Figure content listings
----------

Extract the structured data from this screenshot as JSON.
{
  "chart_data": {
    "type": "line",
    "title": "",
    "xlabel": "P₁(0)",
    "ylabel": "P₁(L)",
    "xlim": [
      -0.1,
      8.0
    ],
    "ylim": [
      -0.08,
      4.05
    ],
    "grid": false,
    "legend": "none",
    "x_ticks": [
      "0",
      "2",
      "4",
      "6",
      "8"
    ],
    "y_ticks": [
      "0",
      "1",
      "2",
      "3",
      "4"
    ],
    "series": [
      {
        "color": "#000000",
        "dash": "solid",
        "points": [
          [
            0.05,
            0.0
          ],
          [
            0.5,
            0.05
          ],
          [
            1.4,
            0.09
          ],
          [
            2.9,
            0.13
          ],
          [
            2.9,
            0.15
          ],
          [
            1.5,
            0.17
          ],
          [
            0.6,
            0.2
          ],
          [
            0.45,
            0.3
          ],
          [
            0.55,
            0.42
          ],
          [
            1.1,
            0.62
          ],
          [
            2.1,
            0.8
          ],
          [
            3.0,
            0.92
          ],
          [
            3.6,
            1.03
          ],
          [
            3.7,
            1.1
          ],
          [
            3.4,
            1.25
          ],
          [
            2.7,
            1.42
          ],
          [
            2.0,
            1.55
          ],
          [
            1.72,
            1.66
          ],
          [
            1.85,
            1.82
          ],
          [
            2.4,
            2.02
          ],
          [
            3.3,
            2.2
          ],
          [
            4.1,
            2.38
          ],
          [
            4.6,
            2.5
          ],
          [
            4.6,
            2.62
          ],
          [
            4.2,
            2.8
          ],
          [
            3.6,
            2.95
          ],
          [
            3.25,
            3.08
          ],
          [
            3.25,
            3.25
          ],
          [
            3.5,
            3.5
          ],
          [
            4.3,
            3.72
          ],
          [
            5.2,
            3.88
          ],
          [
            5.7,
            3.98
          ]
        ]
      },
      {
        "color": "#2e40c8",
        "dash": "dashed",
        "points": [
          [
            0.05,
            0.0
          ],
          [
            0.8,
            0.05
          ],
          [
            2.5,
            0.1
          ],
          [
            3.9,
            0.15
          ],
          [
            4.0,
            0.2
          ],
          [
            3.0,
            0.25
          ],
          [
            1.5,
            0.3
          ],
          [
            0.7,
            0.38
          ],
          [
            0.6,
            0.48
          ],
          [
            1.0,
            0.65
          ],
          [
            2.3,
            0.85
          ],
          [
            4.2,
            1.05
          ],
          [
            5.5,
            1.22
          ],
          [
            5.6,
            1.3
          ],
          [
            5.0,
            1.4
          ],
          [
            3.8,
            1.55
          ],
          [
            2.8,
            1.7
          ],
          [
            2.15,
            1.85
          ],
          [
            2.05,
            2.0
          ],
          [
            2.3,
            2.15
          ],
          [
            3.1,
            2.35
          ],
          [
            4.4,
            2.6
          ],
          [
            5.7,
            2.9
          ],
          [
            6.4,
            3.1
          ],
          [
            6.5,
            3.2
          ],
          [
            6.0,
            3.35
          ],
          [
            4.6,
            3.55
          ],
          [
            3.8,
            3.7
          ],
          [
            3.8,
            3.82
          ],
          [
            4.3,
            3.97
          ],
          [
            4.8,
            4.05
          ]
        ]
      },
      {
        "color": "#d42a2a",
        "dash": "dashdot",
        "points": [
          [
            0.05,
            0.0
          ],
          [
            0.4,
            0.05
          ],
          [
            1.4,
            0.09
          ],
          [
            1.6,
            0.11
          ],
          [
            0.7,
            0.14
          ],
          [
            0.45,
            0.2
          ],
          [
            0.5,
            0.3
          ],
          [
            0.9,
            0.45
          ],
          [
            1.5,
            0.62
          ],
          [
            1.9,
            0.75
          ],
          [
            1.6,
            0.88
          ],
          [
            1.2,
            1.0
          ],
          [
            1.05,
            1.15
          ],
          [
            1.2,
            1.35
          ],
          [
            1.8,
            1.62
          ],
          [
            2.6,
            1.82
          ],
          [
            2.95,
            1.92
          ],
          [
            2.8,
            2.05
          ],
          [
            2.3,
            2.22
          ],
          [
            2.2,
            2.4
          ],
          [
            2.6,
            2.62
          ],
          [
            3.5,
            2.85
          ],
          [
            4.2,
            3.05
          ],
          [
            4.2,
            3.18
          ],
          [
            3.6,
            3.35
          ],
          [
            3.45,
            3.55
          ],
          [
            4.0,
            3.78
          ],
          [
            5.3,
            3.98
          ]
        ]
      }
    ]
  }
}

----------

■ **Your objective**:
Collect the lines of the records that include the string "color".

■ **Complete response**:
        "color": "#000000",
        "color": "#2e40c8",
        "color": "#d42a2a",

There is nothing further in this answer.